Dataset rows about figures
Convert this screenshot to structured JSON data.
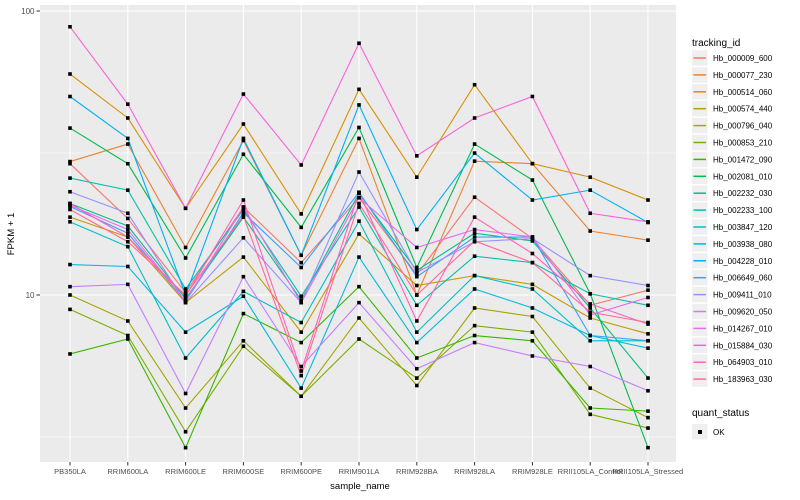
{
  "axes": {
    "x_title": "sample_name",
    "y_title": "FPKM + 1",
    "y_ticks": [
      {
        "label": "100",
        "value": 100
      },
      {
        "label": "10",
        "value": 10
      }
    ],
    "tick_label_color": "#4D4D4D",
    "title_color": "#000000"
  },
  "legend": {
    "title": "tracking_id",
    "key_fill": "#EFEFEF"
  },
  "legend2": {
    "title": "quant_status",
    "items": [
      {
        "label": "OK",
        "marker": "black-square"
      }
    ]
  },
  "chart_data": {
    "type": "line",
    "x_type": "categorical",
    "y_scale": "log10",
    "title": "",
    "xlabel": "sample_name",
    "ylabel": "FPKM + 1",
    "ylim": [
      2.6,
      110
    ],
    "grid": "on",
    "panel_bg": "#EBEBEB",
    "grid_color": "#FFFFFF",
    "point_marker": "black-square",
    "legend_position": "right",
    "categories": [
      "PB350LA",
      "RRIM600LA",
      "RRIM600LE",
      "RRIM600SE",
      "RRIM600PE",
      "RRIM901LA",
      "RRIM928BA",
      "RRIM928LA",
      "RRIM928LE",
      "RRII105LA_Control",
      "RRII105LA_Stressed"
    ],
    "series": [
      {
        "name": "Hb_000009_600",
        "color": "#F8766D",
        "values": [
          29.0,
          18.6,
          10.2,
          20.4,
          13.0,
          22.0,
          11.8,
          22.1,
          15.8,
          9.2,
          10.4
        ]
      },
      {
        "name": "Hb_000077_230",
        "color": "#EA8331",
        "values": [
          29.5,
          34.0,
          14.7,
          35.0,
          13.8,
          35.6,
          10.0,
          29.6,
          29.0,
          16.8,
          15.6
        ]
      },
      {
        "name": "Hb_000514_060",
        "color": "#D89000",
        "values": [
          60.0,
          42.0,
          20.2,
          40.0,
          19.3,
          53.0,
          26.0,
          55.0,
          29.0,
          26.0,
          21.6
        ]
      },
      {
        "name": "Hb_000574_440",
        "color": "#C09B00",
        "values": [
          18.8,
          16.0,
          9.4,
          13.6,
          7.4,
          16.4,
          10.8,
          11.7,
          10.9,
          8.3,
          7.3
        ]
      },
      {
        "name": "Hb_000796_040",
        "color": "#A3A500",
        "values": [
          10.0,
          8.1,
          4.0,
          6.9,
          4.4,
          8.3,
          4.8,
          9.0,
          8.4,
          4.7,
          3.7
        ]
      },
      {
        "name": "Hb_000853_210",
        "color": "#7CAE00",
        "values": [
          8.9,
          7.2,
          3.3,
          6.6,
          4.4,
          7.0,
          5.1,
          7.8,
          7.4,
          3.8,
          3.4
        ]
      },
      {
        "name": "Hb_001472_090",
        "color": "#39B600",
        "values": [
          6.2,
          7.0,
          2.9,
          8.6,
          6.8,
          10.7,
          6.0,
          7.2,
          6.9,
          4.0,
          3.9
        ]
      },
      {
        "name": "Hb_002081_010",
        "color": "#00BB4E",
        "values": [
          38.7,
          29.0,
          13.5,
          31.3,
          17.3,
          38.9,
          12.5,
          34.0,
          25.4,
          10.1,
          2.9
        ]
      },
      {
        "name": "Hb_002232_030",
        "color": "#00C087",
        "values": [
          21.0,
          17.5,
          9.7,
          18.8,
          9.6,
          22.8,
          12.2,
          16.5,
          15.5,
          9.0,
          5.1
        ]
      },
      {
        "name": "Hb_002233_100",
        "color": "#00C1AB",
        "values": [
          25.8,
          23.4,
          10.5,
          20.0,
          9.9,
          20.4,
          9.2,
          13.7,
          13.0,
          10.1,
          9.2
        ]
      },
      {
        "name": "Hb_003847_120",
        "color": "#00BFC4",
        "values": [
          18.1,
          14.8,
          6.0,
          10.3,
          8.0,
          18.2,
          7.4,
          11.7,
          10.5,
          6.9,
          6.9
        ]
      },
      {
        "name": "Hb_003938_080",
        "color": "#00BAE0",
        "values": [
          12.8,
          12.6,
          7.4,
          9.9,
          4.7,
          13.6,
          6.8,
          10.5,
          9.0,
          7.2,
          6.5
        ]
      },
      {
        "name": "Hb_004228_010",
        "color": "#00B0F6",
        "values": [
          50.0,
          35.6,
          10.0,
          35.6,
          13.8,
          46.7,
          17.0,
          31.6,
          21.6,
          23.4,
          18.0
        ]
      },
      {
        "name": "Hb_006649_060",
        "color": "#35A2FF",
        "values": [
          20.5,
          16.5,
          9.5,
          19.5,
          12.5,
          23.0,
          11.6,
          16.0,
          16.0,
          7.2,
          6.9
        ]
      },
      {
        "name": "Hb_009411_010",
        "color": "#9590FF",
        "values": [
          23.1,
          19.4,
          9.4,
          15.9,
          9.4,
          27.1,
          12.0,
          15.4,
          15.8,
          11.7,
          10.8
        ]
      },
      {
        "name": "Hb_009620_050",
        "color": "#C77CFF",
        "values": [
          10.7,
          10.9,
          4.5,
          11.6,
          5.6,
          9.4,
          5.5,
          6.8,
          6.1,
          5.6,
          4.6
        ]
      },
      {
        "name": "Hb_014267_010",
        "color": "#E76BF3",
        "values": [
          20.7,
          17.0,
          9.5,
          20.4,
          9.4,
          22.0,
          14.7,
          17.0,
          16.0,
          8.5,
          9.8
        ]
      },
      {
        "name": "Hb_015884_030",
        "color": "#FA62DB",
        "values": [
          88.0,
          47.0,
          20.2,
          51.0,
          28.7,
          77.0,
          30.9,
          42.0,
          50.0,
          19.4,
          18.1
        ]
      },
      {
        "name": "Hb_064903_010",
        "color": "#FF62BC",
        "values": [
          21.0,
          16.0,
          9.9,
          21.6,
          5.4,
          23.0,
          8.1,
          18.8,
          14.0,
          9.3,
          7.9
        ]
      },
      {
        "name": "Hb_183963_030",
        "color": "#FF6A98",
        "values": [
          20.0,
          15.4,
          10.0,
          19.0,
          5.2,
          21.0,
          10.0,
          15.5,
          13.0,
          8.7,
          8.0
        ]
      }
    ]
  }
}
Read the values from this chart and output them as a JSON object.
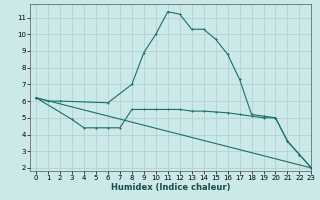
{
  "xlabel": "Humidex (Indice chaleur)",
  "bg_color": "#cce9e9",
  "grid_color": "#b0cccc",
  "line_color": "#1a6e6e",
  "xlim": [
    -0.5,
    23
  ],
  "ylim": [
    1.8,
    11.8
  ],
  "yticks": [
    2,
    3,
    4,
    5,
    6,
    7,
    8,
    9,
    10,
    11
  ],
  "xticks": [
    0,
    1,
    2,
    3,
    4,
    5,
    6,
    7,
    8,
    9,
    10,
    11,
    12,
    13,
    14,
    15,
    16,
    17,
    18,
    19,
    20,
    21,
    22,
    23
  ],
  "xtick_labels": [
    "0",
    "1",
    "2",
    "3",
    "4",
    "5",
    "6",
    "7",
    "8",
    "9",
    "10",
    "11",
    "12",
    "13",
    "14",
    "15",
    "16",
    "17",
    "18",
    "19",
    "20",
    "21",
    "22",
    "23"
  ],
  "curve1_x": [
    0,
    1,
    2,
    6,
    8,
    9,
    10,
    11,
    12,
    13,
    14,
    15,
    16,
    17,
    18,
    19,
    20,
    21,
    22,
    23
  ],
  "curve1_y": [
    6.2,
    6.0,
    6.0,
    5.9,
    7.0,
    8.9,
    10.0,
    11.35,
    11.2,
    10.3,
    10.3,
    9.7,
    8.8,
    7.3,
    5.2,
    5.1,
    5.0,
    3.6,
    2.8,
    2.0
  ],
  "curve2_x": [
    0,
    3,
    4,
    5,
    6,
    7,
    8,
    9,
    10,
    11,
    12,
    13,
    14,
    15,
    16,
    17,
    18,
    19,
    20,
    21,
    22,
    23
  ],
  "curve2_y": [
    6.2,
    4.9,
    4.4,
    4.4,
    4.4,
    4.4,
    5.5,
    5.5,
    5.5,
    5.5,
    5.5,
    5.4,
    5.4,
    5.35,
    5.3,
    5.2,
    5.1,
    5.0,
    5.0,
    3.6,
    2.8,
    2.0
  ],
  "curve3_x": [
    0,
    23
  ],
  "curve3_y": [
    6.2,
    2.0
  ],
  "xlabel_fontsize": 6,
  "tick_fontsize": 5
}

▶ **REQUIREMENTS**
Show all lines from the listing above in which "JSON" appears.

▶ **OUTPUT**
Convert this screenshot to structured JSON data.
Read the values from this chart and output them as a JSON object.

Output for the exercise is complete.